▸ Material provided:
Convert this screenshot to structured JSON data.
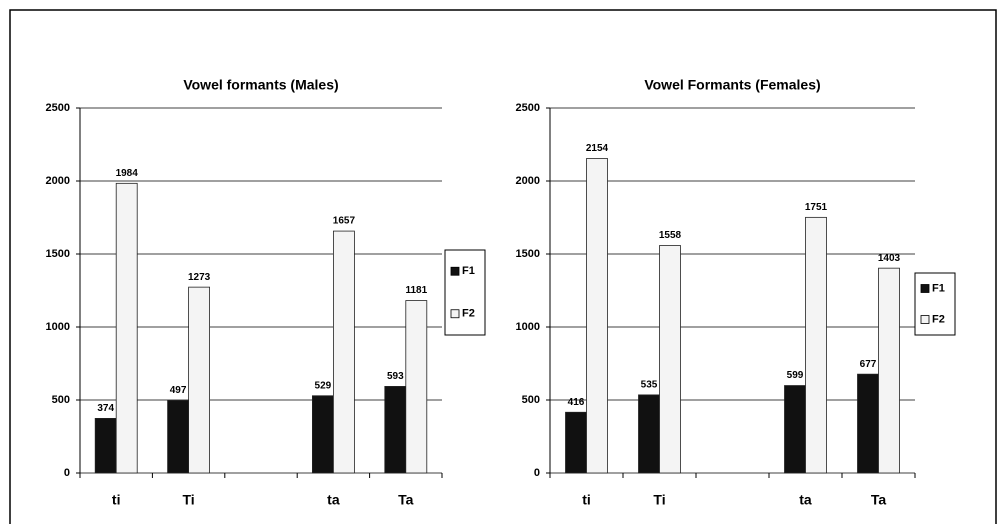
{
  "chart_data": [
    {
      "type": "bar",
      "title": "Vowel formants (Males)",
      "categories": [
        "ti",
        "Ti",
        null,
        "ta",
        "Ta"
      ],
      "series": [
        {
          "name": "F1",
          "color": "#111111",
          "values": [
            374,
            497,
            null,
            529,
            593
          ]
        },
        {
          "name": "F2",
          "color": "#f4f4f4",
          "values": [
            1984,
            1273,
            null,
            1657,
            1181
          ]
        }
      ],
      "ylim": [
        0,
        2500
      ],
      "yticks": [
        0,
        500,
        1000,
        1500,
        2000,
        2500
      ],
      "grid": true,
      "legend": "right"
    },
    {
      "type": "bar",
      "title": "Vowel Formants (Females)",
      "categories": [
        "ti",
        "Ti",
        null,
        "ta",
        "Ta"
      ],
      "series": [
        {
          "name": "F1",
          "color": "#111111",
          "values": [
            416,
            535,
            null,
            599,
            677
          ]
        },
        {
          "name": "F2",
          "color": "#f4f4f4",
          "values": [
            2154,
            1558,
            null,
            1751,
            1403
          ]
        }
      ],
      "ylim": [
        0,
        2500
      ],
      "yticks": [
        0,
        500,
        1000,
        1500,
        2000,
        2500
      ],
      "grid": true,
      "legend": "right"
    }
  ]
}
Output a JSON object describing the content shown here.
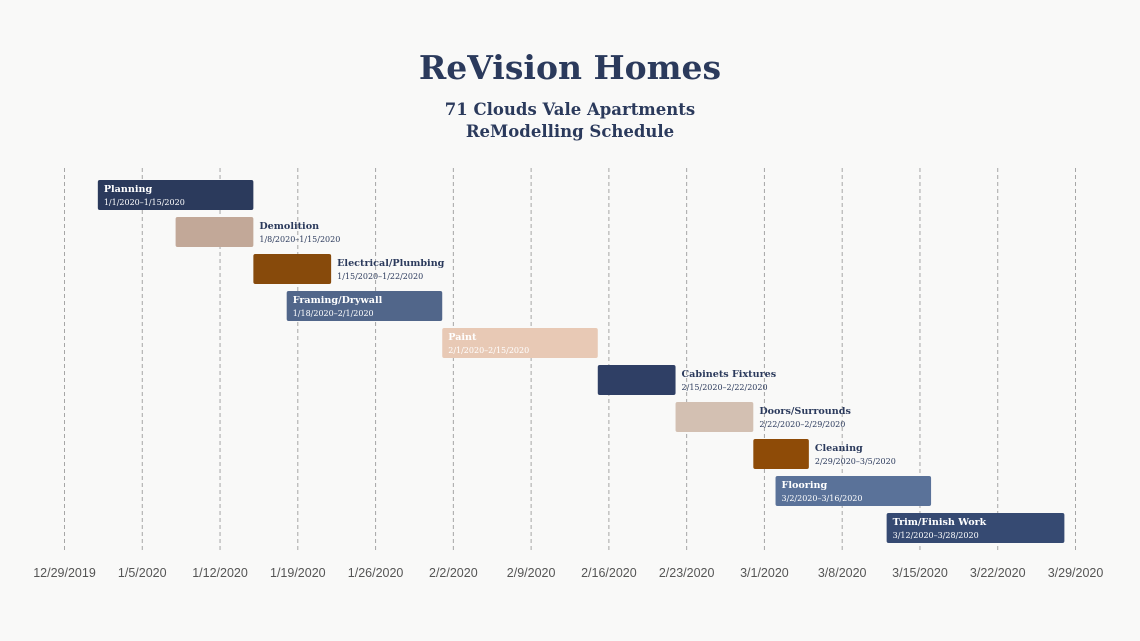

▸ Exercise aim: Show all lines in the entries above where the word "title" appears.

▸ Output below:
      "title": "Vowel formants (Males)",
      "title": "Vowel Formants (Females)",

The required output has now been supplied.